- EXERCISE AIM -
Return all lines below containing the word "this".

━━ AVAILABLE DATA

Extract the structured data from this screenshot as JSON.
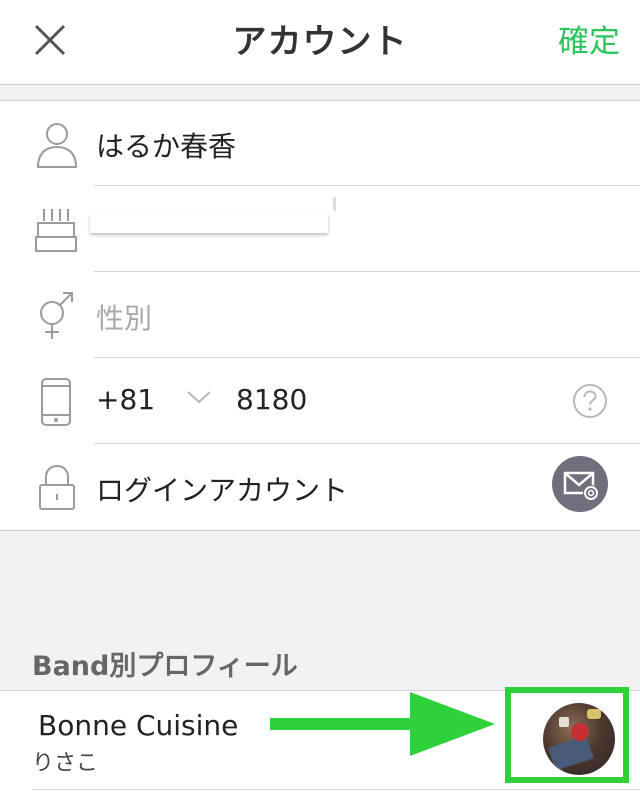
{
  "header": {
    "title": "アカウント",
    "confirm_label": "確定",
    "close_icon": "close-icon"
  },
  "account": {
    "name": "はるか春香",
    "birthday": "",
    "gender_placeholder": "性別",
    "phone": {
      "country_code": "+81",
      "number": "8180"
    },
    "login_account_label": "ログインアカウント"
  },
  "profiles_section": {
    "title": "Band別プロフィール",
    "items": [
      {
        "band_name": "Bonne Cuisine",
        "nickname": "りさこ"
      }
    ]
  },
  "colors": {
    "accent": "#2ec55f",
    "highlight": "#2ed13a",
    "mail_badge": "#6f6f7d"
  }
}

━━━━
━━ AVAILABLE DATA

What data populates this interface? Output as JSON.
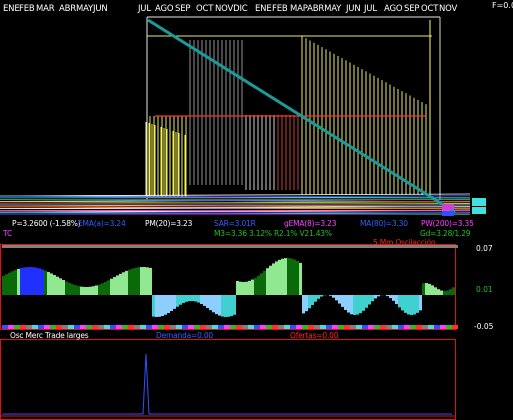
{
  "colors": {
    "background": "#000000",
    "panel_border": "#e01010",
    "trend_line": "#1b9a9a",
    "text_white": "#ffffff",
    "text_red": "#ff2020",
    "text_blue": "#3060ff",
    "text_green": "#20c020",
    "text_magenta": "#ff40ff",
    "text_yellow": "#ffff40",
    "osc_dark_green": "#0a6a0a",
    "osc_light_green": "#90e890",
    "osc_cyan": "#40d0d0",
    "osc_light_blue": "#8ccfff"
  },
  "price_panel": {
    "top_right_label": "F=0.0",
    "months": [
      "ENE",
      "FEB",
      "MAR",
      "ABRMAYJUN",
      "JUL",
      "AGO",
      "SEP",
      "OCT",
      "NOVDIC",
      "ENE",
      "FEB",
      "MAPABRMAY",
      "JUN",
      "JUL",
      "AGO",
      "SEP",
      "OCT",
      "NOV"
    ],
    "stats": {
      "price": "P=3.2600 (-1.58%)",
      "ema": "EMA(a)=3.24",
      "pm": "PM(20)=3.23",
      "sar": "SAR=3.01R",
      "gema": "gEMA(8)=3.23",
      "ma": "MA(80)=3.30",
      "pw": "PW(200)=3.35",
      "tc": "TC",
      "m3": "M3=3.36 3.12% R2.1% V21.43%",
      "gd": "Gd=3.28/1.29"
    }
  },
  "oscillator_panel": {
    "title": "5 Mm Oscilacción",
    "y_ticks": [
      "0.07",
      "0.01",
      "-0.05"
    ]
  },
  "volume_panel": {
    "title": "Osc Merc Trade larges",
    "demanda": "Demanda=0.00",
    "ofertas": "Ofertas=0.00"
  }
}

━━━━

- WRITTEN SOLUTION -
Extract the structured data from this screenshot as JSON.
What data populates this interface? Output as JSON.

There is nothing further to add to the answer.